PROBLEM TO SOLVE. Please reproduce the material below line for line, with no changes.

Layout element annotations:

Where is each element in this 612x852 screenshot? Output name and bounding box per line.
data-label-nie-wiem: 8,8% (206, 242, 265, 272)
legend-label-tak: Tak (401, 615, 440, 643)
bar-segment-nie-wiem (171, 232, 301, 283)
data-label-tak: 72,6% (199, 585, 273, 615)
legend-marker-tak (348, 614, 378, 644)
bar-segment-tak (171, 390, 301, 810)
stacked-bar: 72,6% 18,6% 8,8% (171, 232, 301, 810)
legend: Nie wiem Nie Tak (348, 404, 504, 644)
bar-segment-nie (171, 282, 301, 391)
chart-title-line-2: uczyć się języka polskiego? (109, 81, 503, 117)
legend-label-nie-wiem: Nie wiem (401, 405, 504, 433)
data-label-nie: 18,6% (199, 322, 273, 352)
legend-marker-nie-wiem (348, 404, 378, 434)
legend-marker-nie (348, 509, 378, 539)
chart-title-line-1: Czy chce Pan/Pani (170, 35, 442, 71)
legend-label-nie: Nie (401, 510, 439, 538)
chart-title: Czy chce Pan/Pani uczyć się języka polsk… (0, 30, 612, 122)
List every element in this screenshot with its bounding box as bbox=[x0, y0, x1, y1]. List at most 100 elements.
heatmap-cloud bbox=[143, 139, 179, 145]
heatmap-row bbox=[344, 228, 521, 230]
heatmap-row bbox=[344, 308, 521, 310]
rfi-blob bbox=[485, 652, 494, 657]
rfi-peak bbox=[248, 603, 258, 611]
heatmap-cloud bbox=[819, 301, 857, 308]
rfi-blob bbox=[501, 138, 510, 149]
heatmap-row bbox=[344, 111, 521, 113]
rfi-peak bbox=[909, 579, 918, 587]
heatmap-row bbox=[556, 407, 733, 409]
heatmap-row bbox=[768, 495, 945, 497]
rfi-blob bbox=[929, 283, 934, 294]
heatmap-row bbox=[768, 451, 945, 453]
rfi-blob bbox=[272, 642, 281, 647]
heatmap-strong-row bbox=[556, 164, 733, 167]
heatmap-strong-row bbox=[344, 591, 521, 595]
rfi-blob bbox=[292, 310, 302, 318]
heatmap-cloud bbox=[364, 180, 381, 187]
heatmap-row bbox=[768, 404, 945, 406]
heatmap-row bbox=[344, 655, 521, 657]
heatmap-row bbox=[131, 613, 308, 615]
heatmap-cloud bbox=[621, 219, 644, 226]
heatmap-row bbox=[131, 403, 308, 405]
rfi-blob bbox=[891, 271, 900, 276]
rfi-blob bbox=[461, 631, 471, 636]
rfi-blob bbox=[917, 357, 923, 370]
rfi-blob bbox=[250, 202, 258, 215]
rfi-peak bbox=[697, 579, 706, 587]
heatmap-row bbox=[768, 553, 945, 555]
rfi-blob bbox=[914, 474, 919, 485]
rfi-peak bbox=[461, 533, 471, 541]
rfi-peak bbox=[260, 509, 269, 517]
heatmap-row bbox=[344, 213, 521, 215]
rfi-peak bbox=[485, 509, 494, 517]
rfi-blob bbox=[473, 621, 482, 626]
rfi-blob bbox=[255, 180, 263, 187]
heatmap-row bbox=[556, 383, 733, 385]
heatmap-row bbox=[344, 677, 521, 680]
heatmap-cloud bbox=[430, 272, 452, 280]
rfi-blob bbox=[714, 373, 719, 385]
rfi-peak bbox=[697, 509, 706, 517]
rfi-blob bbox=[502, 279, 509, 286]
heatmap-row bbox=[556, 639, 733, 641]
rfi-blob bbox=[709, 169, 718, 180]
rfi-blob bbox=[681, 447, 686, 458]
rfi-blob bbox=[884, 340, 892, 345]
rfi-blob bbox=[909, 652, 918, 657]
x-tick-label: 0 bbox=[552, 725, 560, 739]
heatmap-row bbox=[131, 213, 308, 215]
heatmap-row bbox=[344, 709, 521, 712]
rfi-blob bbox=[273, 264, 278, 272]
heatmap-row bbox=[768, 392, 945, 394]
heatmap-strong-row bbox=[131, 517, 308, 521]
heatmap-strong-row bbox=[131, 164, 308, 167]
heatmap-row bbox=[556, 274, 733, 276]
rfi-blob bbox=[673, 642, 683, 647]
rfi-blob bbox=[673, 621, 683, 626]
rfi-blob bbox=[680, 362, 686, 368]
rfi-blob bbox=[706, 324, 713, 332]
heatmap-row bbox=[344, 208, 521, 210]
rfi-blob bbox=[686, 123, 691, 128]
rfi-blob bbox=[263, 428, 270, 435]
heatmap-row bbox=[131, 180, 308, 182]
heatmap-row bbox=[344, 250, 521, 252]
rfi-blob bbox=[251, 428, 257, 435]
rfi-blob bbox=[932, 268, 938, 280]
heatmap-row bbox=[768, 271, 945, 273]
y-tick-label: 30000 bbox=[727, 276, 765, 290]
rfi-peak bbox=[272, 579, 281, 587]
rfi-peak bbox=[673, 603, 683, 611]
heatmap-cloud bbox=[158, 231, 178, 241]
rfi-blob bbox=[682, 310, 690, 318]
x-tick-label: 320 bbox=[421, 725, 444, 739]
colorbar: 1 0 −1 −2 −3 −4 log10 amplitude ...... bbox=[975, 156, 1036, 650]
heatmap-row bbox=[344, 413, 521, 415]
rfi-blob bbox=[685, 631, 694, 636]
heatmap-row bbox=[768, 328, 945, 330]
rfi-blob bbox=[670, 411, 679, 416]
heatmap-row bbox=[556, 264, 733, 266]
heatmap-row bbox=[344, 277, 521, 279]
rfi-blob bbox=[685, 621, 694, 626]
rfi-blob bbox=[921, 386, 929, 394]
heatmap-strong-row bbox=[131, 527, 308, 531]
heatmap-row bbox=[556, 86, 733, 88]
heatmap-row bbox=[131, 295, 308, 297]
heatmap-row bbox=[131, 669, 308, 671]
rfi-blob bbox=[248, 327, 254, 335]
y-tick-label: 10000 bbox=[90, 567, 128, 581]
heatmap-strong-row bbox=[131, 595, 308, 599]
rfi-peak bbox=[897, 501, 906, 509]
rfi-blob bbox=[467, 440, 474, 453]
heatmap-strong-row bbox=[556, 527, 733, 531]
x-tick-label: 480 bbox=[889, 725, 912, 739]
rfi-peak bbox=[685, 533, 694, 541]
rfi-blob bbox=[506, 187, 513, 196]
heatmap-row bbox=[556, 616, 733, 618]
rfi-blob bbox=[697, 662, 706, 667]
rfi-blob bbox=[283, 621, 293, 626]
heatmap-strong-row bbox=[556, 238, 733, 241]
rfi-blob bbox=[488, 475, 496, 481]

THE RESULT.
Where is each element in this 612x852 screenshot? Output name and bounding box per line.
data-label-nie-wiem: 8,8% (206, 242, 265, 272)
legend-label-tak: Tak (401, 615, 440, 643)
bar-segment-nie-wiem (171, 232, 301, 283)
data-label-tak: 72,6% (199, 585, 273, 615)
legend-marker-tak (348, 614, 378, 644)
bar-segment-tak (171, 390, 301, 810)
stacked-bar: 72,6% 18,6% 8,8% (171, 232, 301, 810)
legend: Nie wiem Nie Tak (348, 404, 504, 644)
bar-segment-nie (171, 282, 301, 391)
chart-title-line-2: uczyć się języka polskiego? (109, 81, 503, 117)
legend-label-nie-wiem: Nie wiem (401, 405, 504, 433)
data-label-nie: 18,6% (199, 322, 273, 352)
legend-marker-nie-wiem (348, 404, 378, 434)
legend-marker-nie (348, 509, 378, 539)
chart-title-line-1: Czy chce Pan/Pani (170, 35, 442, 71)
legend-label-nie: Nie (401, 510, 439, 538)
chart-title: Czy chce Pan/Pani uczyć się języka polsk… (0, 30, 612, 122)
List every element in this screenshot with its bounding box as bbox=[x0, y0, x1, y1]. List at most 100 elements.
heatmap-cloud bbox=[143, 139, 179, 145]
heatmap-row bbox=[344, 228, 521, 230]
heatmap-row bbox=[344, 308, 521, 310]
rfi-blob bbox=[485, 652, 494, 657]
rfi-peak bbox=[248, 603, 258, 611]
heatmap-cloud bbox=[819, 301, 857, 308]
rfi-blob bbox=[501, 138, 510, 149]
heatmap-row bbox=[344, 111, 521, 113]
rfi-peak bbox=[909, 579, 918, 587]
heatmap-row bbox=[556, 407, 733, 409]
heatmap-row bbox=[768, 495, 945, 497]
rfi-blob bbox=[929, 283, 934, 294]
heatmap-row bbox=[768, 451, 945, 453]
rfi-blob bbox=[272, 642, 281, 647]
heatmap-strong-row bbox=[556, 164, 733, 167]
heatmap-strong-row bbox=[344, 591, 521, 595]
rfi-blob bbox=[292, 310, 302, 318]
heatmap-cloud bbox=[364, 180, 381, 187]
heatmap-row bbox=[768, 404, 945, 406]
heatmap-row bbox=[344, 655, 521, 657]
heatmap-row bbox=[131, 613, 308, 615]
heatmap-cloud bbox=[621, 219, 644, 226]
heatmap-row bbox=[131, 403, 308, 405]
rfi-blob bbox=[891, 271, 900, 276]
rfi-blob bbox=[461, 631, 471, 636]
rfi-blob bbox=[917, 357, 923, 370]
rfi-blob bbox=[250, 202, 258, 215]
rfi-peak bbox=[697, 579, 706, 587]
heatmap-row bbox=[768, 553, 945, 555]
rfi-blob bbox=[914, 474, 919, 485]
rfi-peak bbox=[461, 533, 471, 541]
rfi-peak bbox=[260, 509, 269, 517]
heatmap-row bbox=[344, 213, 521, 215]
rfi-peak bbox=[485, 509, 494, 517]
rfi-blob bbox=[473, 621, 482, 626]
rfi-blob bbox=[255, 180, 263, 187]
heatmap-row bbox=[556, 383, 733, 385]
heatmap-row bbox=[344, 677, 521, 680]
heatmap-cloud bbox=[430, 272, 452, 280]
rfi-blob bbox=[714, 373, 719, 385]
rfi-peak bbox=[697, 509, 706, 517]
rfi-blob bbox=[502, 279, 509, 286]
heatmap-row bbox=[556, 639, 733, 641]
rfi-blob bbox=[709, 169, 718, 180]
rfi-blob bbox=[681, 447, 686, 458]
rfi-blob bbox=[884, 340, 892, 345]
rfi-blob bbox=[909, 652, 918, 657]
x-tick-label: 0 bbox=[552, 725, 560, 739]
heatmap-row bbox=[131, 213, 308, 215]
heatmap-row bbox=[344, 709, 521, 712]
rfi-blob bbox=[273, 264, 278, 272]
heatmap-row bbox=[768, 392, 945, 394]
heatmap-strong-row bbox=[131, 517, 308, 521]
heatmap-strong-row bbox=[131, 164, 308, 167]
heatmap-row bbox=[556, 274, 733, 276]
rfi-blob bbox=[673, 642, 683, 647]
rfi-blob bbox=[673, 621, 683, 626]
rfi-blob bbox=[680, 362, 686, 368]
rfi-blob bbox=[706, 324, 713, 332]
heatmap-row bbox=[344, 208, 521, 210]
rfi-blob bbox=[686, 123, 691, 128]
rfi-blob bbox=[263, 428, 270, 435]
heatmap-row bbox=[131, 180, 308, 182]
heatmap-row bbox=[344, 250, 521, 252]
rfi-blob bbox=[251, 428, 257, 435]
rfi-blob bbox=[932, 268, 938, 280]
heatmap-row bbox=[768, 271, 945, 273]
y-tick-label: 30000 bbox=[727, 276, 765, 290]
rfi-peak bbox=[272, 579, 281, 587]
rfi-peak bbox=[673, 603, 683, 611]
heatmap-cloud bbox=[158, 231, 178, 241]
rfi-blob bbox=[682, 310, 690, 318]
x-tick-label: 320 bbox=[421, 725, 444, 739]
colorbar: 1 0 −1 −2 −3 −4 log10 amplitude ...... bbox=[975, 156, 1036, 650]
heatmap-row bbox=[344, 413, 521, 415]
rfi-blob bbox=[685, 631, 694, 636]
heatmap-row bbox=[768, 328, 945, 330]
rfi-blob bbox=[670, 411, 679, 416]
heatmap-row bbox=[556, 264, 733, 266]
heatmap-row bbox=[344, 277, 521, 279]
rfi-blob bbox=[685, 621, 694, 626]
rfi-blob bbox=[921, 386, 929, 394]
heatmap-strong-row bbox=[131, 527, 308, 531]
heatmap-row bbox=[556, 86, 733, 88]
heatmap-row bbox=[131, 295, 308, 297]
heatmap-row bbox=[131, 669, 308, 671]
rfi-blob bbox=[248, 327, 254, 335]
y-tick-label: 10000 bbox=[90, 567, 128, 581]
heatmap-strong-row bbox=[131, 595, 308, 599]
rfi-peak bbox=[897, 501, 906, 509]
rfi-blob bbox=[467, 440, 474, 453]
heatmap-strong-row bbox=[556, 527, 733, 531]
x-tick-label: 480 bbox=[889, 725, 912, 739]
rfi-peak bbox=[685, 533, 694, 541]
rfi-blob bbox=[506, 187, 513, 196]
heatmap-row bbox=[556, 616, 733, 618]
rfi-blob bbox=[697, 662, 706, 667]
rfi-blob bbox=[283, 621, 293, 626]
heatmap-strong-row bbox=[556, 238, 733, 241]
rfi-blob bbox=[488, 475, 496, 481]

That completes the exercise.